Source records
□ □ □ □

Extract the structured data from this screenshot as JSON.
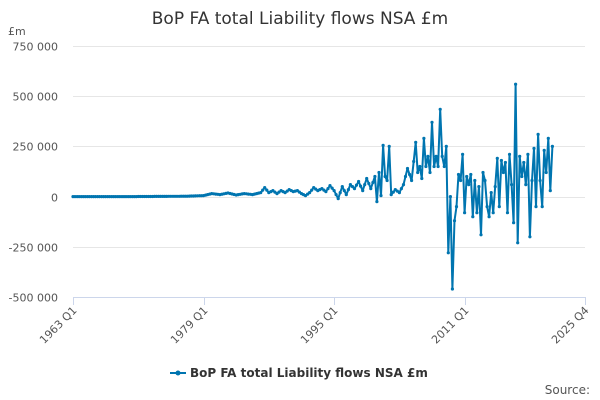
{
  "colors": {
    "series": "#0075b0",
    "grid": "#e6e6e6",
    "axis": "#ccd6eb",
    "text": "#333333"
  },
  "chart_data": {
    "type": "line",
    "title": "BoP FA total Liability flows NSA £m",
    "ylabel": "£m",
    "xlabel": "",
    "ylim": [
      -500000,
      750000
    ],
    "yticks": [
      -500000,
      -250000,
      0,
      250000,
      500000,
      750000
    ],
    "ytick_labels": [
      "-500 000",
      "-250 000",
      "0",
      "250 000",
      "500 000",
      "750 000"
    ],
    "xticks": [
      "1963 Q1",
      "1979 Q1",
      "1995 Q1",
      "2011 Q1",
      "2025 Q4"
    ],
    "xlim": [
      "1963 Q1",
      "2025 Q4"
    ],
    "grid": true,
    "legend": "bottom-center",
    "credits": "Source:",
    "series": [
      {
        "name": "BoP FA total Liability flows NSA £m",
        "frequency": "quarterly",
        "start": "1963 Q1",
        "points": [
          [
            "1963 Q1",
            0
          ],
          [
            "1966 Q1",
            0
          ],
          [
            "1970 Q1",
            0
          ],
          [
            "1974 Q1",
            1000
          ],
          [
            "1977 Q1",
            2000
          ],
          [
            "1979 Q1",
            5000
          ],
          [
            "1980 Q1",
            15000
          ],
          [
            "1981 Q1",
            10000
          ],
          [
            "1982 Q1",
            18000
          ],
          [
            "1983 Q1",
            8000
          ],
          [
            "1984 Q1",
            15000
          ],
          [
            "1985 Q1",
            10000
          ],
          [
            "1986 Q1",
            20000
          ],
          [
            "1986 Q3",
            45000
          ],
          [
            "1987 Q1",
            20000
          ],
          [
            "1987 Q3",
            30000
          ],
          [
            "1988 Q1",
            15000
          ],
          [
            "1988 Q3",
            30000
          ],
          [
            "1989 Q1",
            20000
          ],
          [
            "1989 Q3",
            35000
          ],
          [
            "1990 Q1",
            25000
          ],
          [
            "1990 Q3",
            30000
          ],
          [
            "1991 Q1",
            15000
          ],
          [
            "1991 Q3",
            5000
          ],
          [
            "1992 Q1",
            20000
          ],
          [
            "1992 Q3",
            45000
          ],
          [
            "1993 Q1",
            30000
          ],
          [
            "1993 Q3",
            40000
          ],
          [
            "1994 Q1",
            25000
          ],
          [
            "1994 Q3",
            55000
          ],
          [
            "1995 Q1",
            30000
          ],
          [
            "1995 Q3",
            -10000
          ],
          [
            "1996 Q1",
            50000
          ],
          [
            "1996 Q3",
            10000
          ],
          [
            "1997 Q1",
            60000
          ],
          [
            "1997 Q3",
            40000
          ],
          [
            "1998 Q1",
            75000
          ],
          [
            "1998 Q3",
            30000
          ],
          [
            "1999 Q1",
            90000
          ],
          [
            "1999 Q3",
            40000
          ],
          [
            "2000 Q1",
            100000
          ],
          [
            "2000 Q2",
            -25000
          ],
          [
            "2000 Q3",
            120000
          ],
          [
            "2000 Q4",
            5000
          ],
          [
            "2001 Q1",
            255000
          ],
          [
            "2001 Q2",
            100000
          ],
          [
            "2001 Q3",
            80000
          ],
          [
            "2001 Q4",
            250000
          ],
          [
            "2002 Q1",
            10000
          ],
          [
            "2002 Q3",
            35000
          ],
          [
            "2003 Q1",
            20000
          ],
          [
            "2003 Q3",
            60000
          ],
          [
            "2004 Q1",
            140000
          ],
          [
            "2004 Q3",
            80000
          ],
          [
            "2005 Q1",
            270000
          ],
          [
            "2005 Q2",
            120000
          ],
          [
            "2005 Q3",
            150000
          ],
          [
            "2005 Q4",
            90000
          ],
          [
            "2006 Q1",
            290000
          ],
          [
            "2006 Q2",
            150000
          ],
          [
            "2006 Q3",
            200000
          ],
          [
            "2006 Q4",
            120000
          ],
          [
            "2007 Q1",
            370000
          ],
          [
            "2007 Q2",
            150000
          ],
          [
            "2007 Q3",
            200000
          ],
          [
            "2007 Q4",
            150000
          ],
          [
            "2008 Q1",
            435000
          ],
          [
            "2008 Q2",
            200000
          ],
          [
            "2008 Q3",
            150000
          ],
          [
            "2008 Q4",
            250000
          ],
          [
            "2009 Q1",
            -280000
          ],
          [
            "2009 Q2",
            0
          ],
          [
            "2009 Q3",
            -460000
          ],
          [
            "2009 Q4",
            -120000
          ],
          [
            "2010 Q1",
            -50000
          ],
          [
            "2010 Q2",
            110000
          ],
          [
            "2010 Q3",
            80000
          ],
          [
            "2010 Q4",
            210000
          ],
          [
            "2011 Q1",
            -80000
          ],
          [
            "2011 Q2",
            100000
          ],
          [
            "2011 Q3",
            60000
          ],
          [
            "2011 Q4",
            110000
          ],
          [
            "2012 Q1",
            -100000
          ],
          [
            "2012 Q2",
            80000
          ],
          [
            "2012 Q3",
            -80000
          ],
          [
            "2012 Q4",
            50000
          ],
          [
            "2013 Q1",
            -190000
          ],
          [
            "2013 Q2",
            120000
          ],
          [
            "2013 Q3",
            80000
          ],
          [
            "2013 Q4",
            -50000
          ],
          [
            "2014 Q1",
            -100000
          ],
          [
            "2014 Q2",
            20000
          ],
          [
            "2014 Q3",
            -80000
          ],
          [
            "2014 Q4",
            50000
          ],
          [
            "2015 Q1",
            190000
          ],
          [
            "2015 Q2",
            -50000
          ],
          [
            "2015 Q3",
            180000
          ],
          [
            "2015 Q4",
            120000
          ],
          [
            "2016 Q1",
            170000
          ],
          [
            "2016 Q2",
            -80000
          ],
          [
            "2016 Q3",
            210000
          ],
          [
            "2016 Q4",
            60000
          ],
          [
            "2017 Q1",
            -130000
          ],
          [
            "2017 Q2",
            560000
          ],
          [
            "2017 Q3",
            -230000
          ],
          [
            "2017 Q4",
            200000
          ],
          [
            "2018 Q1",
            100000
          ],
          [
            "2018 Q2",
            170000
          ],
          [
            "2018 Q3",
            60000
          ],
          [
            "2018 Q4",
            210000
          ],
          [
            "2019 Q1",
            -200000
          ],
          [
            "2019 Q2",
            80000
          ],
          [
            "2019 Q3",
            240000
          ],
          [
            "2019 Q4",
            -50000
          ],
          [
            "2020 Q1",
            310000
          ],
          [
            "2020 Q2",
            80000
          ],
          [
            "2020 Q3",
            -50000
          ],
          [
            "2020 Q4",
            230000
          ],
          [
            "2021 Q1",
            120000
          ],
          [
            "2021 Q2",
            290000
          ],
          [
            "2021 Q3",
            30000
          ],
          [
            "2021 Q4",
            250000
          ]
        ]
      }
    ]
  }
}
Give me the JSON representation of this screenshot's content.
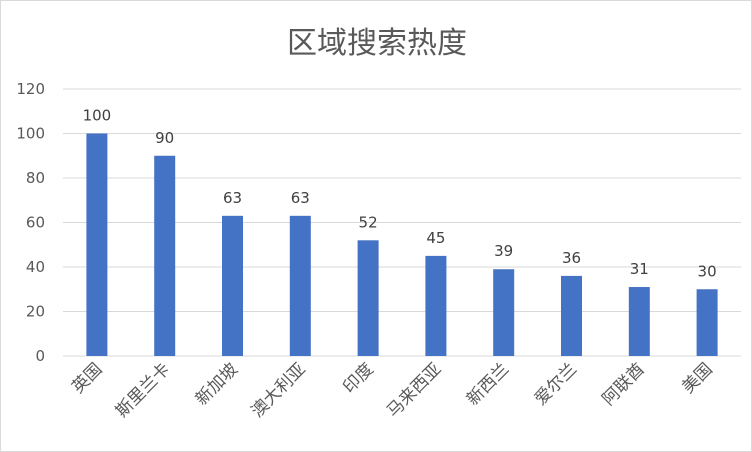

□ □ □ □

[Required work]:
Only lines that contain the word "screenshot" are wanted; copy each of them.

[Solution to this task]:
Extract the structured data from this screenshot as JSON.
Give me the JSON representation of this screenshot's content.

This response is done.